_Instructions to follow_: Could you give the data below again, exactly and completely?

□ □ □

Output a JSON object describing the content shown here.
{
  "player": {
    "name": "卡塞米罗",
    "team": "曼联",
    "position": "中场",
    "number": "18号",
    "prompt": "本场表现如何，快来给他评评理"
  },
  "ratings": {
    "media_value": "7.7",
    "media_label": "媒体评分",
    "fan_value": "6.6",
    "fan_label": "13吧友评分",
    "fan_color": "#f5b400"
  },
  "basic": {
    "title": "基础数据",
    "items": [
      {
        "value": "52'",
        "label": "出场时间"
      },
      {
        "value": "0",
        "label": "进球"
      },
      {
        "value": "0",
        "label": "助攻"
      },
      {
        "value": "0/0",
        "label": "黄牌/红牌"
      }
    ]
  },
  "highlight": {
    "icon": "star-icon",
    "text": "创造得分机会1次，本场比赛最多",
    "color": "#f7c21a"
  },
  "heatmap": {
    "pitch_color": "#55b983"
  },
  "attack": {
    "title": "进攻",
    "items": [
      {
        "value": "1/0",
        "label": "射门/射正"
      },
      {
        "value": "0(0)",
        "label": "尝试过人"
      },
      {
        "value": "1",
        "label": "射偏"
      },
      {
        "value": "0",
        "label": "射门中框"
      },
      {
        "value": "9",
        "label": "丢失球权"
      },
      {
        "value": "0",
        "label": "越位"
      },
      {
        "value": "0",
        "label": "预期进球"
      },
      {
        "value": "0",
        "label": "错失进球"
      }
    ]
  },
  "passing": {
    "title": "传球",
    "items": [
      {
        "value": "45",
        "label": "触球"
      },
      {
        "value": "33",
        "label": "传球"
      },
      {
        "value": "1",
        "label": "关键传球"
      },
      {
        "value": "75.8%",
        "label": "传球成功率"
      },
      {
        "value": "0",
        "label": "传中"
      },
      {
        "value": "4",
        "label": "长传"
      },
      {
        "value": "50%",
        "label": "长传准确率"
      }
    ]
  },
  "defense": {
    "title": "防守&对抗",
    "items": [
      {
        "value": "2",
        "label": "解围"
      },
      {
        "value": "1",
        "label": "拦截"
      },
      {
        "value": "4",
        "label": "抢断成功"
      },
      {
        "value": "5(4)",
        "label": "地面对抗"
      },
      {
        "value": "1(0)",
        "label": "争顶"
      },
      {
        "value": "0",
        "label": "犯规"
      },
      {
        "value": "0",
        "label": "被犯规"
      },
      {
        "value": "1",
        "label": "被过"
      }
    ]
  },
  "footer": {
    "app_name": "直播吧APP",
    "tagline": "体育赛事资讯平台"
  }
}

□ □ □

_Result_:
Output a JSON object describing the content shown here.
{
  "player": {
    "name": "卡塞米罗",
    "team": "曼联",
    "position": "中场",
    "number": "18号",
    "prompt": "本场表现如何，快来给他评评理"
  },
  "ratings": {
    "media_value": "7.7",
    "media_label": "媒体评分",
    "fan_value": "6.6",
    "fan_label": "13吧友评分",
    "fan_color": "#f5b400"
  },
  "basic": {
    "title": "基础数据",
    "items": [
      {
        "value": "52'",
        "label": "出场时间"
      },
      {
        "value": "0",
        "label": "进球"
      },
      {
        "value": "0",
        "label": "助攻"
      },
      {
        "value": "0/0",
        "label": "黄牌/红牌"
      }
    ]
  },
  "highlight": {
    "icon": "star-icon",
    "text": "创造得分机会1次，本场比赛最多",
    "color": "#f7c21a"
  },
  "heatmap": {
    "pitch_color": "#55b983"
  },
  "attack": {
    "title": "进攻",
    "items": [
      {
        "value": "1/0",
        "label": "射门/射正"
      },
      {
        "value": "0(0)",
        "label": "尝试过人"
      },
      {
        "value": "1",
        "label": "射偏"
      },
      {
        "value": "0",
        "label": "射门中框"
      },
      {
        "value": "9",
        "label": "丢失球权"
      },
      {
        "value": "0",
        "label": "越位"
      },
      {
        "value": "0",
        "label": "预期进球"
      },
      {
        "value": "0",
        "label": "错失进球"
      }
    ]
  },
  "passing": {
    "title": "传球",
    "items": [
      {
        "value": "45",
        "label": "触球"
      },
      {
        "value": "33",
        "label": "传球"
      },
      {
        "value": "1",
        "label": "关键传球"
      },
      {
        "value": "75.8%",
        "label": "传球成功率"
      },
      {
        "value": "0",
        "label": "传中"
      },
      {
        "value": "4",
        "label": "长传"
      },
      {
        "value": "50%",
        "label": "长传准确率"
      }
    ]
  },
  "defense": {
    "title": "防守&对抗",
    "items": [
      {
        "value": "2",
        "label": "解围"
      },
      {
        "value": "1",
        "label": "拦截"
      },
      {
        "value": "4",
        "label": "抢断成功"
      },
      {
        "value": "5(4)",
        "label": "地面对抗"
      },
      {
        "value": "1(0)",
        "label": "争顶"
      },
      {
        "value": "0",
        "label": "犯规"
      },
      {
        "value": "0",
        "label": "被犯规"
      },
      {
        "value": "1",
        "label": "被过"
      }
    ]
  },
  "footer": {
    "app_name": "直播吧APP",
    "tagline": "体育赛事资讯平台"
  }
}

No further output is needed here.